# START OF DATA FOR PROCESSING
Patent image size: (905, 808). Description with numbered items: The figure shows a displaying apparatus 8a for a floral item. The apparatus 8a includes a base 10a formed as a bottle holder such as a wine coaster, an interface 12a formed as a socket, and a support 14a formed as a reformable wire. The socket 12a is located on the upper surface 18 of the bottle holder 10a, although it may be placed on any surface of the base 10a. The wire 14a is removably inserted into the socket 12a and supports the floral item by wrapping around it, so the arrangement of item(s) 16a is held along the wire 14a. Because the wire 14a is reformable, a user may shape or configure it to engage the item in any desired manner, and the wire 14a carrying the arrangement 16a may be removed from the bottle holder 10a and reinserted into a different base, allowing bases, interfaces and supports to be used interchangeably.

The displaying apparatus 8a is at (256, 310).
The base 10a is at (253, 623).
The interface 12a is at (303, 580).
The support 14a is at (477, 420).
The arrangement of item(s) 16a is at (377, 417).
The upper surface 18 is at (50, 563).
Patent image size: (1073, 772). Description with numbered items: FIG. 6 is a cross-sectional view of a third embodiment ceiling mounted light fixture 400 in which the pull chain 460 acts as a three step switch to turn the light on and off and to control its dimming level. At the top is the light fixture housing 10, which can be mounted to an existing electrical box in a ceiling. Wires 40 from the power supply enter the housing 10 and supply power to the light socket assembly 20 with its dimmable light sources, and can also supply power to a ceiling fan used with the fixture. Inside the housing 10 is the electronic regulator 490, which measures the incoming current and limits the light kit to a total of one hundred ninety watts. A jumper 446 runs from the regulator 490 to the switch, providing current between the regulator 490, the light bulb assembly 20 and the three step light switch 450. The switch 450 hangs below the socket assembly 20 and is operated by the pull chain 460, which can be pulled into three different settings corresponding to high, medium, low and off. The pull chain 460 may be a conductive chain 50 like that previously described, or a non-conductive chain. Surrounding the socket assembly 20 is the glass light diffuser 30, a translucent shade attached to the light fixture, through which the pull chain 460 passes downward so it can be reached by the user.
# END OF DATA FOR PROCESSING
• _WRITTEN EXERCISE_: Reproduce every line of the material above word for word, without any changes.

• _ANSWER TO THIS TASK_:
Patent image size: (905, 808). Description with numbered items: The figure shows a displaying apparatus 8a for a floral item. The apparatus 8a includes a base 10a formed as a bottle holder such as a wine coaster, an interface 12a formed as a socket, and a support 14a formed as a reformable wire. The socket 12a is located on the upper surface 18 of the bottle holder 10a, although it may be placed on any surface of the base 10a. The wire 14a is removably inserted into the socket 12a and supports the floral item by wrapping around it, so the arrangement of item(s) 16a is held along the wire 14a. Because the wire 14a is reformable, a user may shape or configure it to engage the item in any desired manner, and the wire 14a carrying the arrangement 16a may be removed from the bottle holder 10a and reinserted into a different base, allowing bases, interfaces and supports to be used interchangeably.

The displaying apparatus 8a is at (256, 310).
The base 10a is at (253, 623).
The interface 12a is at (303, 580).
The support 14a is at (477, 420).
The arrangement of item(s) 16a is at (377, 417).
The upper surface 18 is at (50, 563).
Patent image size: (1073, 772). Description with numbered items: FIG. 6 is a cross-sectional view of a third embodiment ceiling mounted light fixture 400 in which the pull chain 460 acts as a three step switch to turn the light on and off and to control its dimming level. At the top is the light fixture housing 10, which can be mounted to an existing electrical box in a ceiling. Wires 40 from the power supply enter the housing 10 and supply power to the light socket assembly 20 with its dimmable light sources, and can also supply power to a ceiling fan used with the fixture. Inside the housing 10 is the electronic regulator 490, which measures the incoming current and limits the light kit to a total of one hundred ninety watts. A jumper 446 runs from the regulator 490 to the switch, providing current between the regulator 490, the light bulb assembly 20 and the three step light switch 450. The switch 450 hangs below the socket assembly 20 and is operated by the pull chain 460, which can be pulled into three different settings corresponding to high, medium, low and off. The pull chain 460 may be a conductive chain 50 like that previously described, or a non-conductive chain. Surrounding the socket assembly 20 is the glass light diffuser 30, a translucent shade attached to the light fixture, through which the pull chain 460 passes downward so it can be reached by the user.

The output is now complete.